Across the material below, how many lines contain the word "études"? Give only the number.
'''
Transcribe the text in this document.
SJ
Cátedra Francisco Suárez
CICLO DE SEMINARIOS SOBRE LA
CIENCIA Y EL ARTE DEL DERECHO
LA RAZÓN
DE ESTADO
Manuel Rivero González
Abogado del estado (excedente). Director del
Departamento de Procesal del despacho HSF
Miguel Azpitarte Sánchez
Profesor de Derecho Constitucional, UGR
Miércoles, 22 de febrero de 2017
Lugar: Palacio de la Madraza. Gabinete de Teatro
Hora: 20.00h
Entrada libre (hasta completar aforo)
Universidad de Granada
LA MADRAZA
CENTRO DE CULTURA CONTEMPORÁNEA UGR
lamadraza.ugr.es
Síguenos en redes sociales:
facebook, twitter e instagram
'''
'''
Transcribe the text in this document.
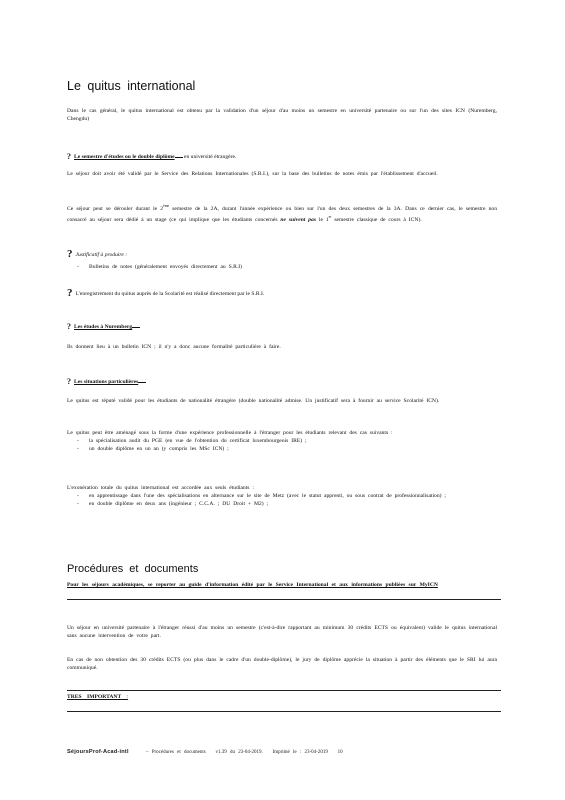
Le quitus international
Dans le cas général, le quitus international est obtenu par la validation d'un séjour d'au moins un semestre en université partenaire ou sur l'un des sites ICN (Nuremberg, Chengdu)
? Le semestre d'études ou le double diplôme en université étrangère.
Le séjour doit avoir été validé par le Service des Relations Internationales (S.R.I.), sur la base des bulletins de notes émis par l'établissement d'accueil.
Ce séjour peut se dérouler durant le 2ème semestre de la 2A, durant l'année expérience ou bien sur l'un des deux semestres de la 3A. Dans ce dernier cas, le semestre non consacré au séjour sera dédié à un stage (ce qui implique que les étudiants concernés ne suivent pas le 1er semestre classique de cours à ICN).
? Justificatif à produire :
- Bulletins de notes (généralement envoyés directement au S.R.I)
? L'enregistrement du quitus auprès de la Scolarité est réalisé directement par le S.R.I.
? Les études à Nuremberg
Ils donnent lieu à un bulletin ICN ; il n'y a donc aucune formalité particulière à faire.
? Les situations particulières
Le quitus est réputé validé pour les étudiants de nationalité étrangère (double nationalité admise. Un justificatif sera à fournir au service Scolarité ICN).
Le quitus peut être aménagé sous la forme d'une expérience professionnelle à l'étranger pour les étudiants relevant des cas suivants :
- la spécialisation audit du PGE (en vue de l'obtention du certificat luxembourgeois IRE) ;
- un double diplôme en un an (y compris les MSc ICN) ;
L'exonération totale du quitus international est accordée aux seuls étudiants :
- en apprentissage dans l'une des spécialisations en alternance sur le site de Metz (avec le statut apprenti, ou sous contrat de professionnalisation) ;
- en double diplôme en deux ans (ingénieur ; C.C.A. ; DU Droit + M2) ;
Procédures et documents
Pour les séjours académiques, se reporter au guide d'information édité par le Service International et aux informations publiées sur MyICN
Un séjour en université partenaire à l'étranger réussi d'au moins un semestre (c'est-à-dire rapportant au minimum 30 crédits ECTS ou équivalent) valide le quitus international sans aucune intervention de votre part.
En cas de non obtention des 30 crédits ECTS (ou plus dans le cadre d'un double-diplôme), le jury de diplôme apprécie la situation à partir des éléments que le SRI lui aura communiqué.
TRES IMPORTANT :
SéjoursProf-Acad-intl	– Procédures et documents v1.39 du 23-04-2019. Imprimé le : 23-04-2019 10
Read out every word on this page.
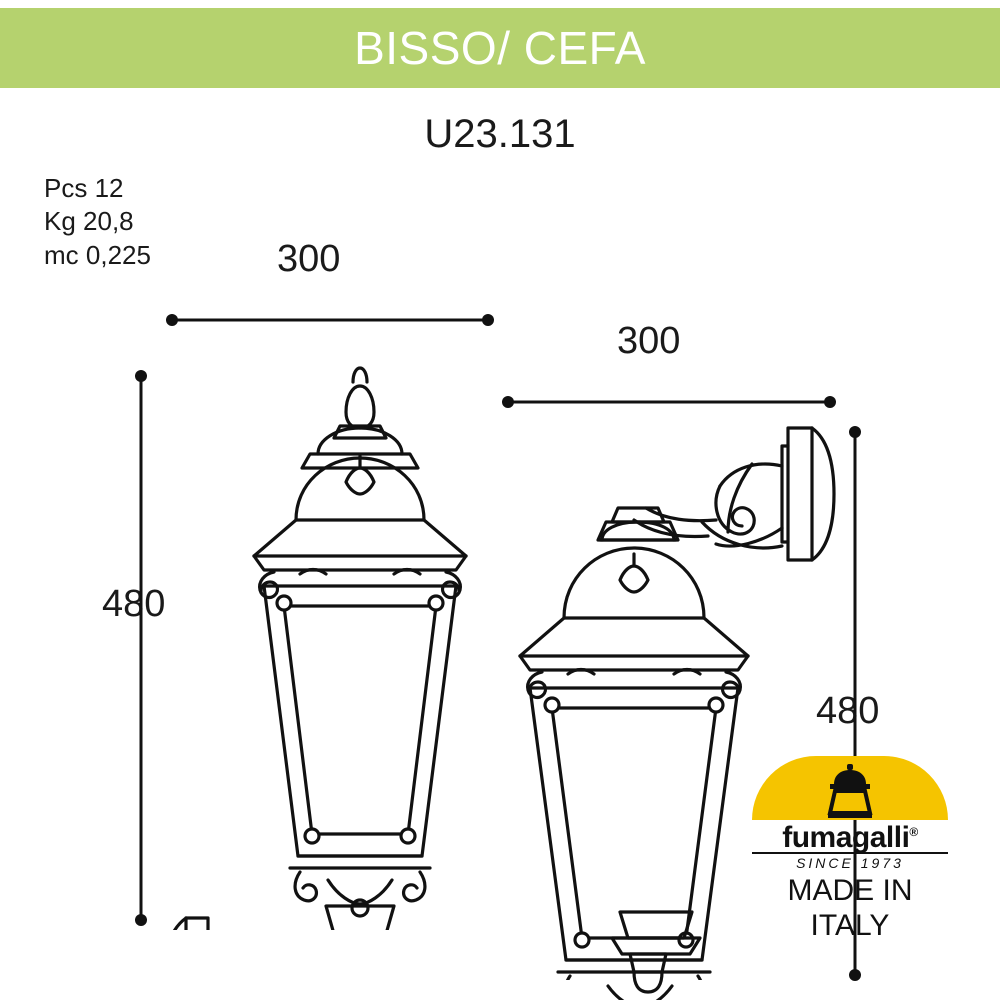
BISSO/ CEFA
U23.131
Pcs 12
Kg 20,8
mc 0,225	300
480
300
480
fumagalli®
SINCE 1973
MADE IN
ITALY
'''
- [Final result] 2